— start —

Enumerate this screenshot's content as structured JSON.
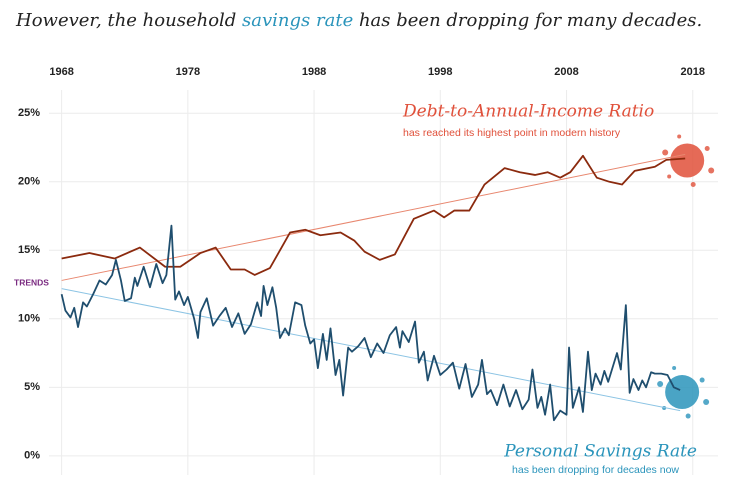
{
  "chart_data": {
    "type": "line",
    "title_parts": [
      {
        "text": "However, the household ",
        "color": "#222222"
      },
      {
        "text": "savings rate",
        "color": "#2a94bb"
      },
      {
        "text": " has been dropping for many decades.",
        "color": "#222222"
      }
    ],
    "xlim": [
      1967,
      2020
    ],
    "xticks": [
      1968,
      1978,
      1988,
      1998,
      2008,
      2018
    ],
    "ylim": [
      -1.4,
      26.7
    ],
    "yticks": [
      {
        "value": 0,
        "label": "0%"
      },
      {
        "value": 5,
        "label": "5%"
      },
      {
        "value": 10,
        "label": "10%"
      },
      {
        "value": 15,
        "label": "15%"
      },
      {
        "value": 20,
        "label": "20%"
      },
      {
        "value": 25,
        "label": "25%"
      }
    ],
    "grid": true,
    "series": [
      {
        "name": "Debt-to-Annual-Income Ratio",
        "note": "has reached its highest point in modern history",
        "color": "#8b2a0e",
        "splash": "#e0503a",
        "x": [
          1968,
          1970.2,
          1972.2,
          1974.2,
          1976.2,
          1977.4,
          1979.0,
          1980.2,
          1981.4,
          1982.5,
          1983.3,
          1984.5,
          1986.1,
          1987.3,
          1988.5,
          1990.1,
          1991.2,
          1992.0,
          1993.2,
          1994.4,
          1995.9,
          1997.5,
          1998.3,
          1999.1,
          2000.3,
          2001.5,
          2003.1,
          2004.3,
          2005.5,
          2006.5,
          2007.5,
          2008.3,
          2009.3,
          2010.4,
          2011.4,
          2012.4,
          2013.4,
          2015.0,
          2015.9,
          2017.4
        ],
        "values": [
          14.4,
          14.8,
          14.4,
          15.2,
          13.8,
          13.8,
          14.8,
          15.2,
          13.6,
          13.6,
          13.2,
          13.7,
          16.3,
          16.5,
          16.1,
          16.3,
          15.7,
          14.9,
          14.3,
          14.7,
          17.3,
          17.9,
          17.4,
          17.9,
          17.9,
          19.8,
          21.0,
          20.7,
          20.5,
          20.7,
          20.3,
          20.7,
          21.9,
          20.3,
          20.0,
          19.8,
          20.8,
          21.1,
          21.6,
          21.7
        ]
      },
      {
        "name": "Personal Savings Rate",
        "note": "has been dropping for decades now",
        "color": "#1f4e6e",
        "splash": "#2a94bb",
        "x": [
          1968,
          1968.3,
          1968.7,
          1969,
          1969.3,
          1969.7,
          1970,
          1970.5,
          1971,
          1971.5,
          1972,
          1972.3,
          1972.7,
          1973,
          1973.5,
          1973.8,
          1974,
          1974.5,
          1975,
          1975.5,
          1976,
          1976.3,
          1976.7,
          1977,
          1977.3,
          1977.7,
          1978,
          1978.5,
          1978.8,
          1979,
          1979.5,
          1980,
          1980.5,
          1981,
          1981.5,
          1982,
          1982.5,
          1983,
          1983.5,
          1983.8,
          1984,
          1984.3,
          1984.7,
          1985,
          1985.3,
          1985.7,
          1986,
          1986.5,
          1987,
          1987.3,
          1987.7,
          1988,
          1988.3,
          1988.7,
          1989,
          1989.3,
          1989.7,
          1990,
          1990.3,
          1990.7,
          1991,
          1991.5,
          1992,
          1992.5,
          1993,
          1993.5,
          1994,
          1994.5,
          1994.8,
          1995,
          1995.5,
          1996,
          1996.3,
          1996.7,
          1997,
          1997.5,
          1998,
          1998.5,
          1999,
          1999.5,
          2000,
          2000.5,
          2001,
          2001.3,
          2001.7,
          2002,
          2002.5,
          2003,
          2003.5,
          2004,
          2004.5,
          2005,
          2005.3,
          2005.7,
          2006,
          2006.3,
          2006.7,
          2007,
          2007.5,
          2008,
          2008.2,
          2008.5,
          2009,
          2009.3,
          2009.7,
          2010,
          2010.3,
          2010.7,
          2011,
          2011.3,
          2011.7,
          2012,
          2012.3,
          2012.7,
          2013,
          2013.3,
          2013.7,
          2014,
          2014.3,
          2014.7,
          2015,
          2015.5,
          2016,
          2016.5,
          2017
        ],
        "values": [
          11.8,
          10.6,
          10.1,
          10.8,
          9.4,
          11.2,
          10.9,
          11.8,
          12.8,
          12.5,
          13.2,
          14.3,
          12.8,
          11.3,
          11.5,
          13.0,
          12.4,
          13.8,
          12.3,
          14.0,
          12.6,
          13.2,
          16.8,
          11.4,
          12.0,
          11.0,
          11.6,
          10.0,
          8.6,
          10.5,
          11.5,
          9.5,
          10.2,
          10.8,
          9.4,
          10.4,
          8.9,
          9.6,
          11.2,
          10.2,
          12.4,
          11.0,
          12.3,
          10.8,
          8.6,
          9.3,
          8.8,
          11.2,
          11.0,
          9.5,
          8.2,
          8.5,
          6.4,
          8.9,
          7.0,
          9.3,
          5.9,
          7.0,
          4.4,
          7.9,
          7.6,
          8.0,
          8.6,
          7.2,
          8.2,
          7.5,
          8.8,
          9.4,
          7.9,
          9.1,
          8.3,
          9.8,
          6.8,
          7.6,
          5.5,
          7.3,
          5.9,
          6.3,
          6.8,
          4.9,
          6.7,
          4.3,
          5.2,
          7.0,
          4.5,
          4.8,
          3.7,
          5.2,
          3.6,
          4.8,
          3.4,
          4.1,
          6.3,
          3.5,
          4.3,
          3.0,
          5.2,
          2.6,
          3.3,
          3.0,
          7.9,
          3.5,
          5.0,
          3.2,
          7.6,
          4.8,
          6.0,
          5.2,
          6.2,
          5.4,
          6.6,
          7.5,
          6.3,
          11.0,
          4.6,
          5.6,
          4.8,
          5.5,
          5.0,
          6.1,
          6.0,
          6.0,
          5.9,
          5.0,
          4.8
        ]
      }
    ],
    "trend_label": "TRENDS",
    "trends": [
      {
        "color": "#e8876f",
        "x": [
          1968,
          2017.4
        ],
        "values": [
          12.8,
          22.0
        ]
      },
      {
        "color": "#8cc4e4",
        "x": [
          1968,
          2017
        ],
        "values": [
          12.2,
          3.3
        ]
      }
    ]
  }
}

— end —

**Directions**. Output the records above exactly as they are, leaving out the pictures.

**Completed task**.
Enumerate this screenshot's content as structured JSON.
{
  "chart_data": {
    "type": "line",
    "title_parts": [
      {
        "text": "However, the household ",
        "color": "#222222"
      },
      {
        "text": "savings rate",
        "color": "#2a94bb"
      },
      {
        "text": " has been dropping for many decades.",
        "color": "#222222"
      }
    ],
    "xlim": [
      1967,
      2020
    ],
    "xticks": [
      1968,
      1978,
      1988,
      1998,
      2008,
      2018
    ],
    "ylim": [
      -1.4,
      26.7
    ],
    "yticks": [
      {
        "value": 0,
        "label": "0%"
      },
      {
        "value": 5,
        "label": "5%"
      },
      {
        "value": 10,
        "label": "10%"
      },
      {
        "value": 15,
        "label": "15%"
      },
      {
        "value": 20,
        "label": "20%"
      },
      {
        "value": 25,
        "label": "25%"
      }
    ],
    "grid": true,
    "series": [
      {
        "name": "Debt-to-Annual-Income Ratio",
        "note": "has reached its highest point in modern history",
        "color": "#8b2a0e",
        "splash": "#e0503a",
        "x": [
          1968,
          1970.2,
          1972.2,
          1974.2,
          1976.2,
          1977.4,
          1979.0,
          1980.2,
          1981.4,
          1982.5,
          1983.3,
          1984.5,
          1986.1,
          1987.3,
          1988.5,
          1990.1,
          1991.2,
          1992.0,
          1993.2,
          1994.4,
          1995.9,
          1997.5,
          1998.3,
          1999.1,
          2000.3,
          2001.5,
          2003.1,
          2004.3,
          2005.5,
          2006.5,
          2007.5,
          2008.3,
          2009.3,
          2010.4,
          2011.4,
          2012.4,
          2013.4,
          2015.0,
          2015.9,
          2017.4
        ],
        "values": [
          14.4,
          14.8,
          14.4,
          15.2,
          13.8,
          13.8,
          14.8,
          15.2,
          13.6,
          13.6,
          13.2,
          13.7,
          16.3,
          16.5,
          16.1,
          16.3,
          15.7,
          14.9,
          14.3,
          14.7,
          17.3,
          17.9,
          17.4,
          17.9,
          17.9,
          19.8,
          21.0,
          20.7,
          20.5,
          20.7,
          20.3,
          20.7,
          21.9,
          20.3,
          20.0,
          19.8,
          20.8,
          21.1,
          21.6,
          21.7
        ]
      },
      {
        "name": "Personal Savings Rate",
        "note": "has been dropping for decades now",
        "color": "#1f4e6e",
        "splash": "#2a94bb",
        "x": [
          1968,
          1968.3,
          1968.7,
          1969,
          1969.3,
          1969.7,
          1970,
          1970.5,
          1971,
          1971.5,
          1972,
          1972.3,
          1972.7,
          1973,
          1973.5,
          1973.8,
          1974,
          1974.5,
          1975,
          1975.5,
          1976,
          1976.3,
          1976.7,
          1977,
          1977.3,
          1977.7,
          1978,
          1978.5,
          1978.8,
          1979,
          1979.5,
          1980,
          1980.5,
          1981,
          1981.5,
          1982,
          1982.5,
          1983,
          1983.5,
          1983.8,
          1984,
          1984.3,
          1984.7,
          1985,
          1985.3,
          1985.7,
          1986,
          1986.5,
          1987,
          1987.3,
          1987.7,
          1988,
          1988.3,
          1988.7,
          1989,
          1989.3,
          1989.7,
          1990,
          1990.3,
          1990.7,
          1991,
          1991.5,
          1992,
          1992.5,
          1993,
          1993.5,
          1994,
          1994.5,
          1994.8,
          1995,
          1995.5,
          1996,
          1996.3,
          1996.7,
          1997,
          1997.5,
          1998,
          1998.5,
          1999,
          1999.5,
          2000,
          2000.5,
          2001,
          2001.3,
          2001.7,
          2002,
          2002.5,
          2003,
          2003.5,
          2004,
          2004.5,
          2005,
          2005.3,
          2005.7,
          2006,
          2006.3,
          2006.7,
          2007,
          2007.5,
          2008,
          2008.2,
          2008.5,
          2009,
          2009.3,
          2009.7,
          2010,
          2010.3,
          2010.7,
          2011,
          2011.3,
          2011.7,
          2012,
          2012.3,
          2012.7,
          2013,
          2013.3,
          2013.7,
          2014,
          2014.3,
          2014.7,
          2015,
          2015.5,
          2016,
          2016.5,
          2017
        ],
        "values": [
          11.8,
          10.6,
          10.1,
          10.8,
          9.4,
          11.2,
          10.9,
          11.8,
          12.8,
          12.5,
          13.2,
          14.3,
          12.8,
          11.3,
          11.5,
          13.0,
          12.4,
          13.8,
          12.3,
          14.0,
          12.6,
          13.2,
          16.8,
          11.4,
          12.0,
          11.0,
          11.6,
          10.0,
          8.6,
          10.5,
          11.5,
          9.5,
          10.2,
          10.8,
          9.4,
          10.4,
          8.9,
          9.6,
          11.2,
          10.2,
          12.4,
          11.0,
          12.3,
          10.8,
          8.6,
          9.3,
          8.8,
          11.2,
          11.0,
          9.5,
          8.2,
          8.5,
          6.4,
          8.9,
          7.0,
          9.3,
          5.9,
          7.0,
          4.4,
          7.9,
          7.6,
          8.0,
          8.6,
          7.2,
          8.2,
          7.5,
          8.8,
          9.4,
          7.9,
          9.1,
          8.3,
          9.8,
          6.8,
          7.6,
          5.5,
          7.3,
          5.9,
          6.3,
          6.8,
          4.9,
          6.7,
          4.3,
          5.2,
          7.0,
          4.5,
          4.8,
          3.7,
          5.2,
          3.6,
          4.8,
          3.4,
          4.1,
          6.3,
          3.5,
          4.3,
          3.0,
          5.2,
          2.6,
          3.3,
          3.0,
          7.9,
          3.5,
          5.0,
          3.2,
          7.6,
          4.8,
          6.0,
          5.2,
          6.2,
          5.4,
          6.6,
          7.5,
          6.3,
          11.0,
          4.6,
          5.6,
          4.8,
          5.5,
          5.0,
          6.1,
          6.0,
          6.0,
          5.9,
          5.0,
          4.8
        ]
      }
    ],
    "trend_label": "TRENDS",
    "trends": [
      {
        "color": "#e8876f",
        "x": [
          1968,
          2017.4
        ],
        "values": [
          12.8,
          22.0
        ]
      },
      {
        "color": "#8cc4e4",
        "x": [
          1968,
          2017
        ],
        "values": [
          12.2,
          3.3
        ]
      }
    ]
  }
}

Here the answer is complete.